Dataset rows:
===============
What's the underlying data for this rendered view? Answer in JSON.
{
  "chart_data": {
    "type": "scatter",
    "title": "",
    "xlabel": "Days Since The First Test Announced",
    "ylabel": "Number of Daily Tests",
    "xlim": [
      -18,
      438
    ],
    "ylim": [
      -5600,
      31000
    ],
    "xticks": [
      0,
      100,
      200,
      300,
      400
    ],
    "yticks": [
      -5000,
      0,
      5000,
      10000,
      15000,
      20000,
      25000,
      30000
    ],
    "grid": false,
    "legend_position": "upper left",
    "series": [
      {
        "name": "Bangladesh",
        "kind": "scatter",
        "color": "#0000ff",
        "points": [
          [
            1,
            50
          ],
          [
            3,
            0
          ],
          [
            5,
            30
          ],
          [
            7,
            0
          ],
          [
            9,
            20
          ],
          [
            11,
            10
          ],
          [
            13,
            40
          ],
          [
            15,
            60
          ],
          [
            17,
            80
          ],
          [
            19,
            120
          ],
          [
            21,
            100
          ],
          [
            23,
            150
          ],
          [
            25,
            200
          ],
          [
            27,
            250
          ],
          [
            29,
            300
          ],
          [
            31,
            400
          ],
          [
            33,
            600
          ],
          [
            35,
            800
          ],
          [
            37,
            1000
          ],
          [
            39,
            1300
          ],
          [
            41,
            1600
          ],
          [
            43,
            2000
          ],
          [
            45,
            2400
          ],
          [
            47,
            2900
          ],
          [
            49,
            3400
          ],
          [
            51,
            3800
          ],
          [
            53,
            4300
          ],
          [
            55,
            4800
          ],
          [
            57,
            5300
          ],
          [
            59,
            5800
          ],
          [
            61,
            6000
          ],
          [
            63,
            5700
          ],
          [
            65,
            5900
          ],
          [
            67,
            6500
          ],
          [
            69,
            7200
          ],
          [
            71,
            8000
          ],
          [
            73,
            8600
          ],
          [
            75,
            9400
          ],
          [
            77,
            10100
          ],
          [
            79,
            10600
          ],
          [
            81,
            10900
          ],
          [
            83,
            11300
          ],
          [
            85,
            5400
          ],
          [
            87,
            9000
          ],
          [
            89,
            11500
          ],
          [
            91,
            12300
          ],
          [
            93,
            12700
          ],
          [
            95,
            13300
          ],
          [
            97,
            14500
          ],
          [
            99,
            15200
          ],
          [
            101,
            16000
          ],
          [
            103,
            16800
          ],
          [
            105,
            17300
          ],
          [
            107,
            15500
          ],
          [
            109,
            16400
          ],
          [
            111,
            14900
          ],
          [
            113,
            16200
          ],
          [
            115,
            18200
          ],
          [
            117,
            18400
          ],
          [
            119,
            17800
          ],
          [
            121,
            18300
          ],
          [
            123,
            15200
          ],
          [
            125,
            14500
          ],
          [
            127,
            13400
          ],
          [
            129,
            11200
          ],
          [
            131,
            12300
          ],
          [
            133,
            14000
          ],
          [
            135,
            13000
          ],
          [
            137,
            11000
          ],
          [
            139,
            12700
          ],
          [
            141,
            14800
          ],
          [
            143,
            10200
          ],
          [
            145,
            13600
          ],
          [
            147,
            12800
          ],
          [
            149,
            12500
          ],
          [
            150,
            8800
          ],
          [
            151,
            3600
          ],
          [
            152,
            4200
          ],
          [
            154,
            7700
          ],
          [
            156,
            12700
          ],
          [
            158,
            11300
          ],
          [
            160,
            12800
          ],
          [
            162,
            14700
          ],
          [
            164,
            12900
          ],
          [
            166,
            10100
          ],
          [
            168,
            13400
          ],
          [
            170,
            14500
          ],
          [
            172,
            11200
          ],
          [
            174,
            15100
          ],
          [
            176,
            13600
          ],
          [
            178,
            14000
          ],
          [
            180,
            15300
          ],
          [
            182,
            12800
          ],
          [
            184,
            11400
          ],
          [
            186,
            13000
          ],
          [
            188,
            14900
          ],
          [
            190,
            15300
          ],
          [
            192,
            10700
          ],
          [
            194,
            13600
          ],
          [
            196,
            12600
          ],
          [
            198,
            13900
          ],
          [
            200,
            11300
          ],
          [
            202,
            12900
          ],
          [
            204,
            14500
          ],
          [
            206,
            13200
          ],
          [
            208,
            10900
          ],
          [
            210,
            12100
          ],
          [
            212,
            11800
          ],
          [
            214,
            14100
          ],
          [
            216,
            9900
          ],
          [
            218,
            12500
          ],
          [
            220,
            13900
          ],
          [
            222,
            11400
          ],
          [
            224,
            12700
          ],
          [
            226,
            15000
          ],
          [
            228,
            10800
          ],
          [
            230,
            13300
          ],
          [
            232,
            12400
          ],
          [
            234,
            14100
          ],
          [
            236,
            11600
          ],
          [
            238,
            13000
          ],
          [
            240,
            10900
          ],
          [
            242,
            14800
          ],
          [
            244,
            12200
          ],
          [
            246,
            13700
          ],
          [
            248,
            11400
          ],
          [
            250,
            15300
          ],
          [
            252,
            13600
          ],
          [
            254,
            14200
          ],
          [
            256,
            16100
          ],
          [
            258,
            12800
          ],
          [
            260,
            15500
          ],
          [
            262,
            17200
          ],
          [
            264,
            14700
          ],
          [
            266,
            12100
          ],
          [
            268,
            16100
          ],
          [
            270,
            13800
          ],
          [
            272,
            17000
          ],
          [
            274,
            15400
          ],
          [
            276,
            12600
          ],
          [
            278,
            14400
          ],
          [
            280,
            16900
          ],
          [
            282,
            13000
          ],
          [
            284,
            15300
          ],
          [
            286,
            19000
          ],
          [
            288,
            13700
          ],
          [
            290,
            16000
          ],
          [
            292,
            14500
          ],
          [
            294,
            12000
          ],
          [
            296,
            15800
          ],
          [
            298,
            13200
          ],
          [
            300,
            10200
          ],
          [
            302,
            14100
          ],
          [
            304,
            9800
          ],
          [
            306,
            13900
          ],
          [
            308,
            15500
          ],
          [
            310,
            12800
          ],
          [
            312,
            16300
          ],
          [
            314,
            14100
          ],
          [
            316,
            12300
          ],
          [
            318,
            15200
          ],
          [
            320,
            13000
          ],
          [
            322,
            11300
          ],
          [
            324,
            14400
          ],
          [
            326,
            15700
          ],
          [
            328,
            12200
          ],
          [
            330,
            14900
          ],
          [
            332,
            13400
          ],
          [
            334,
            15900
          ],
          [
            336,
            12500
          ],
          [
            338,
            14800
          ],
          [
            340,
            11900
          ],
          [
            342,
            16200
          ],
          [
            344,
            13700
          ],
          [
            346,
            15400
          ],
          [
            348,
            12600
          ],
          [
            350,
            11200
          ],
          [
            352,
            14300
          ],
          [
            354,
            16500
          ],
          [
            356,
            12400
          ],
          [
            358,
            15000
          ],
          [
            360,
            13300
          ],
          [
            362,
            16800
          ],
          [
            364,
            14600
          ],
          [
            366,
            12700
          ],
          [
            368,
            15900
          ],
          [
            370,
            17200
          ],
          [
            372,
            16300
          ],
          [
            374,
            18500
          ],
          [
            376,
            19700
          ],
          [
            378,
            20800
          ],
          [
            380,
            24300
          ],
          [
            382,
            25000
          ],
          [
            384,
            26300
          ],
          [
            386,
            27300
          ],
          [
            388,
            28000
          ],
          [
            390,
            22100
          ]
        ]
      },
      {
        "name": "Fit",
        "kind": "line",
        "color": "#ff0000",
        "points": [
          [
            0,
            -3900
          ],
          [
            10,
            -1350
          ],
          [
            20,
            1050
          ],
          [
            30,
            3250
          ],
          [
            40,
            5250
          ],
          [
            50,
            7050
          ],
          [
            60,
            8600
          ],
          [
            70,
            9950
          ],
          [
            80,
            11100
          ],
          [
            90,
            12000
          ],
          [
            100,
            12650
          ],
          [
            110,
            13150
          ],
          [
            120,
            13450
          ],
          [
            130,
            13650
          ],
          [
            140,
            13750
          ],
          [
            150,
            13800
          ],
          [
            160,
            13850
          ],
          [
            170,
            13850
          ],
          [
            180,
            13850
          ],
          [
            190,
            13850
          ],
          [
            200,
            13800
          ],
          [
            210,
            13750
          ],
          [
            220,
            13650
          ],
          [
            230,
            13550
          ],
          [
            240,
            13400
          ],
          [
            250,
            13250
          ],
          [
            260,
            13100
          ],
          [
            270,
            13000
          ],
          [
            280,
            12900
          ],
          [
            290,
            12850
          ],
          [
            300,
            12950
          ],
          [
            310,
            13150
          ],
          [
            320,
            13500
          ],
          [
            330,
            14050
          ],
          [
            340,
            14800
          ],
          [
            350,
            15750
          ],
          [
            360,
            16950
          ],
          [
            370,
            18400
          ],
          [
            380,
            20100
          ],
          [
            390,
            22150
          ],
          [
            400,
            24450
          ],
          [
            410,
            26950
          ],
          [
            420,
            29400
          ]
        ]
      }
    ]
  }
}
===============
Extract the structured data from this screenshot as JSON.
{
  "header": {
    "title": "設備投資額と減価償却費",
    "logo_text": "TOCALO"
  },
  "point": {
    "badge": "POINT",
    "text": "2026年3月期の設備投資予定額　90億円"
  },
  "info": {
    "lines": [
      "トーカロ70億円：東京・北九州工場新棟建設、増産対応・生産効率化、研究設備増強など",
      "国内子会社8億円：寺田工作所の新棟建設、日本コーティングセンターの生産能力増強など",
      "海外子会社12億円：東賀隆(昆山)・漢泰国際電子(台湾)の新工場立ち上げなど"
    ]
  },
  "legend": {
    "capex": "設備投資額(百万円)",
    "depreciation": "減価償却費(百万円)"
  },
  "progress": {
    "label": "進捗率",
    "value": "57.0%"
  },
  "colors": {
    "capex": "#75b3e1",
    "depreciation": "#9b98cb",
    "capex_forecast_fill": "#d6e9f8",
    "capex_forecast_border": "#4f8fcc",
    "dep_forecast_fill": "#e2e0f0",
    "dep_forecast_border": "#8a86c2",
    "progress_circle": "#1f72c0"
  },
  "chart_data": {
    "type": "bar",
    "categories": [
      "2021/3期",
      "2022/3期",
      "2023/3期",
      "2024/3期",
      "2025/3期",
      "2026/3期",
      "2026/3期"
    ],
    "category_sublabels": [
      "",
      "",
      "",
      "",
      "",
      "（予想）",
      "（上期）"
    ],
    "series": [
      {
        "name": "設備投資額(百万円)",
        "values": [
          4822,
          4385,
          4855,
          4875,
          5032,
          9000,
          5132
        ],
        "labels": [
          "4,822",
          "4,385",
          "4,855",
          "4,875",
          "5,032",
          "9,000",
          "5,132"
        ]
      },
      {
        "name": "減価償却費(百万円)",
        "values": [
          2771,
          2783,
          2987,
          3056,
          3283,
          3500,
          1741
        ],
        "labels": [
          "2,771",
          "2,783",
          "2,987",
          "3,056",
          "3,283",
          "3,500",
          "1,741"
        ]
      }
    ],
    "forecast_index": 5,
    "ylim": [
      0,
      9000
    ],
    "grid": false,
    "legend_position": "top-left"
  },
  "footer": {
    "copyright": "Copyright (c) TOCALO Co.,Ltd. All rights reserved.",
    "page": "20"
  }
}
===============
Copy every line of the listing that includes the string "name".

        "name": "Bangladesh",
        "name": "Fit",
        "name": "設備投資額(百万円)",
        "name": "減価償却費(百万円)",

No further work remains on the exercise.